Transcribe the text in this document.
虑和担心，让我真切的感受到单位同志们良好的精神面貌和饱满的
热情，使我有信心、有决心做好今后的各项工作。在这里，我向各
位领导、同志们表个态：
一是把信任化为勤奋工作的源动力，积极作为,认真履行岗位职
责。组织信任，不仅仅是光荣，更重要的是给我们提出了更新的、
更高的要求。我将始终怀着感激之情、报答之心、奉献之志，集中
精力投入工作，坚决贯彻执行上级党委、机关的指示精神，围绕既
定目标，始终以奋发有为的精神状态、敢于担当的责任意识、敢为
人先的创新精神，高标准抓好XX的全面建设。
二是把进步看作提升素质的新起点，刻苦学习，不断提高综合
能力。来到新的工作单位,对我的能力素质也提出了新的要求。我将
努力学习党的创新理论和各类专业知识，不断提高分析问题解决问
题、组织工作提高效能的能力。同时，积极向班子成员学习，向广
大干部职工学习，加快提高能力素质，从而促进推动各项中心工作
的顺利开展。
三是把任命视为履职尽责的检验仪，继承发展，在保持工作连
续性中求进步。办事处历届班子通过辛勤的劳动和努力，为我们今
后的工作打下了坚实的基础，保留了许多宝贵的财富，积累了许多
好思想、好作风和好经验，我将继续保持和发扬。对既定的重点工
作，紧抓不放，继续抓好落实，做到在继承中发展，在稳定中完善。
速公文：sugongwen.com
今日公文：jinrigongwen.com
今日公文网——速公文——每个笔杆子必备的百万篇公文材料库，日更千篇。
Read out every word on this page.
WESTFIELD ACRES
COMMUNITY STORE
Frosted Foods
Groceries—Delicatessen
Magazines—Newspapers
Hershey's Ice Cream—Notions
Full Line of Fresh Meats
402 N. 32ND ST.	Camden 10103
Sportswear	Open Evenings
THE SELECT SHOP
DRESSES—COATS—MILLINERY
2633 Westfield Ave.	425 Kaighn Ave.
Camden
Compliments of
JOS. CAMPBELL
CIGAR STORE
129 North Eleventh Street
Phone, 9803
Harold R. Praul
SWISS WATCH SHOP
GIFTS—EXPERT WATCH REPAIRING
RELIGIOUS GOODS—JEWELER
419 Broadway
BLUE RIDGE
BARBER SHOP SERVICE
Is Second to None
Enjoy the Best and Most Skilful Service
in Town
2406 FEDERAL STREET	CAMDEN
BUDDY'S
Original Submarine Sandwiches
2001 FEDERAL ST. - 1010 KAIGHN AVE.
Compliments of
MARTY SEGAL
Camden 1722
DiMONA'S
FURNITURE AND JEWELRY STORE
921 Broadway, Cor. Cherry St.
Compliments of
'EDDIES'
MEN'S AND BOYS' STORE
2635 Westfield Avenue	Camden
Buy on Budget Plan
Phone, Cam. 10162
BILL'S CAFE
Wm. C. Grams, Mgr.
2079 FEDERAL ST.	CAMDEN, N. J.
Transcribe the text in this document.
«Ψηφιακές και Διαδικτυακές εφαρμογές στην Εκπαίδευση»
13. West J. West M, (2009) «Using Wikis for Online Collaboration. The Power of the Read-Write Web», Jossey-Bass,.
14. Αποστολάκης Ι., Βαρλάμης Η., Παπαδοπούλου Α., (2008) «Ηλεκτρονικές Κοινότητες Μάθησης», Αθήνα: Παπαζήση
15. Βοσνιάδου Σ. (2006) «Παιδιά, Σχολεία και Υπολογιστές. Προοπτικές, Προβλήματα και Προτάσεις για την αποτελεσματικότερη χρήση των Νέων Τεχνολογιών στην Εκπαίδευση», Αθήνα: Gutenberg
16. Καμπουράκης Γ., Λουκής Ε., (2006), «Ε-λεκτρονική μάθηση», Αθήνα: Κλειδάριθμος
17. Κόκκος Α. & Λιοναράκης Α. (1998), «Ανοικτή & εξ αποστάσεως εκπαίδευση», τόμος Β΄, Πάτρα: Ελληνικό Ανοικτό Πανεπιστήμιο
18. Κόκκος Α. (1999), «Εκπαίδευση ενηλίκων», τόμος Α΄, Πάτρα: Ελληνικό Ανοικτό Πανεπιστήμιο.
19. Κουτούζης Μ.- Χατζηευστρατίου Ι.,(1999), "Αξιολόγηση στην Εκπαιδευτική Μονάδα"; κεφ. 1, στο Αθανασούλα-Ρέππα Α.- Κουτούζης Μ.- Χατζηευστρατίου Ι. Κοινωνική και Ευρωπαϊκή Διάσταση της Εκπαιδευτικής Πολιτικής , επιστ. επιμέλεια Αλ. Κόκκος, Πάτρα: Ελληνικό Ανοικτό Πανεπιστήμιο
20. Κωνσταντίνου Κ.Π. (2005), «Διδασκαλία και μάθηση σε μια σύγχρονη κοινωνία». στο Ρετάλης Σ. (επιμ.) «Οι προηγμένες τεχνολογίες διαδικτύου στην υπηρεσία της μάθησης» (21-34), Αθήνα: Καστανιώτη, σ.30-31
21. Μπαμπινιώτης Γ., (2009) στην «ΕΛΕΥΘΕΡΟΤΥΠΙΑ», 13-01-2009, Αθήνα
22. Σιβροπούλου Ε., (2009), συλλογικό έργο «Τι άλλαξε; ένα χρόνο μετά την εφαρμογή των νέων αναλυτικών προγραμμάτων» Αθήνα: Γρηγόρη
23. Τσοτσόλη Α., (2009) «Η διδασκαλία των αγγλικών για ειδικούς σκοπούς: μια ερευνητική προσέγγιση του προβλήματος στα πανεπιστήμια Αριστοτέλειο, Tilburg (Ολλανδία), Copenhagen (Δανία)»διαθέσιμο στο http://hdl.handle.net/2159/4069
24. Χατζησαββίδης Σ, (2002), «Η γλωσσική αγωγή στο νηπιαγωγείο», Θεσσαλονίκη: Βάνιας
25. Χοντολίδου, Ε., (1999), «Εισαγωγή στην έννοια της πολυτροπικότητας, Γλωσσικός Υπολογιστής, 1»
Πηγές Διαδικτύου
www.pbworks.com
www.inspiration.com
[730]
================================
▶ _STATED EXERCISE_:
Every line in the data that holds "τόμος" should be copied out.

▶ _ANSWER IN FULL_:
17. Κόκκος Α. & Λιοναράκης Α. (1998), «Ανοικτή & εξ αποστάσεως εκπαίδευση», τόμος Β΄, Πάτρα: Ελληνικό Ανοικτό Πανεπιστήμιο
18. Κόκκος Α. (1999), «Εκπαίδευση ενηλίκων», τόμος Α΄, Πάτρα: Ελληνικό Ανοικτό Πανεπιστήμιο.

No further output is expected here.